** BEGIN Records for processing **
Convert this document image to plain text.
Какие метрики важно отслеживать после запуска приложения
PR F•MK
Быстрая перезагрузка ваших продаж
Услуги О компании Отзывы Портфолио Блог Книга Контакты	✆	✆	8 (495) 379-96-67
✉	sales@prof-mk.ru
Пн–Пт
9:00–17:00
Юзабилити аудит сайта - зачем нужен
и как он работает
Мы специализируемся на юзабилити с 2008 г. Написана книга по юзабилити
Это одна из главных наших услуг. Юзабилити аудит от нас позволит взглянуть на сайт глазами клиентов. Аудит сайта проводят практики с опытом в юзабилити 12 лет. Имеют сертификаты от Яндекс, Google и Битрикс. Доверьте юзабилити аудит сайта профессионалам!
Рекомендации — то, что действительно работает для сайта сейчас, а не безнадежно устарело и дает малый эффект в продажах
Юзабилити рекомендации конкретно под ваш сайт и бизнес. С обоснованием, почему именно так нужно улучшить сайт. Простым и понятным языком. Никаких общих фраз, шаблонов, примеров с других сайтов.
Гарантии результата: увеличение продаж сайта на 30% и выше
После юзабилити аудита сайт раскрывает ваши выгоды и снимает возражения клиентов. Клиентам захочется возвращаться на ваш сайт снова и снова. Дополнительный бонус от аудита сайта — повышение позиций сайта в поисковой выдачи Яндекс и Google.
** END Records for processing **
**Instructions to follow**
Report all lines of the data that include the word "работает".

**Complete answer**
и как он работает
Рекомендации — то, что действительно работает для сайта сейчас, а не безнадежно устарело и дает малый эффект в продажах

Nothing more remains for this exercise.